Repeat, exactly and in full, the lines of the listing below, but without any pictures.
--- begin ---
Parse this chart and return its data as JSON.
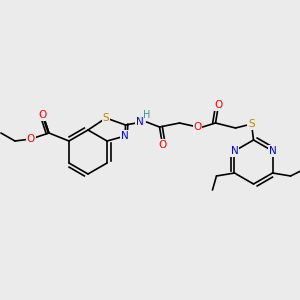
{
  "background_color": "#ebebeb",
  "bond_color": "#000000",
  "atom_colors": {
    "S": "#b8860b",
    "N": "#0000ff",
    "O": "#ff0000",
    "H": "#4a9090",
    "C": "#000000"
  },
  "figsize": [
    3.0,
    3.0
  ],
  "dpi": 100
}
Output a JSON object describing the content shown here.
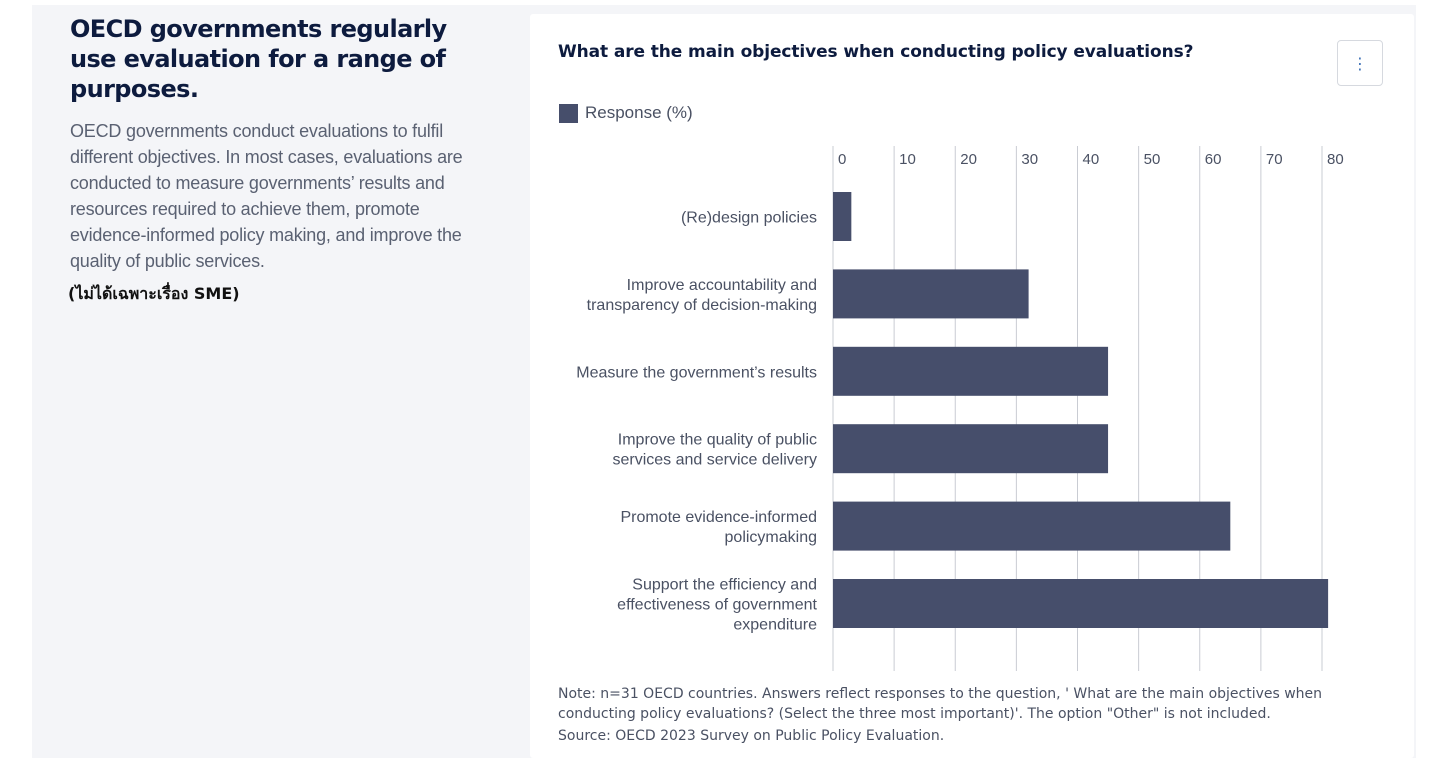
--- end ---
Exercise output:
Parse this chart and return its data as JSON.
{
  "background_color": "#ebebeb",
  "bond_color": "#000000",
  "atom_colors": {
    "S": "#b8860b",
    "N": "#0000ff",
    "O": "#ff0000",
    "H": "#4a9090",
    "C": "#000000"
  },
  "figsize": [
    3.0,
    3.0
  ],
  "dpi": 100
}
Output a JSON object describing the content shown here.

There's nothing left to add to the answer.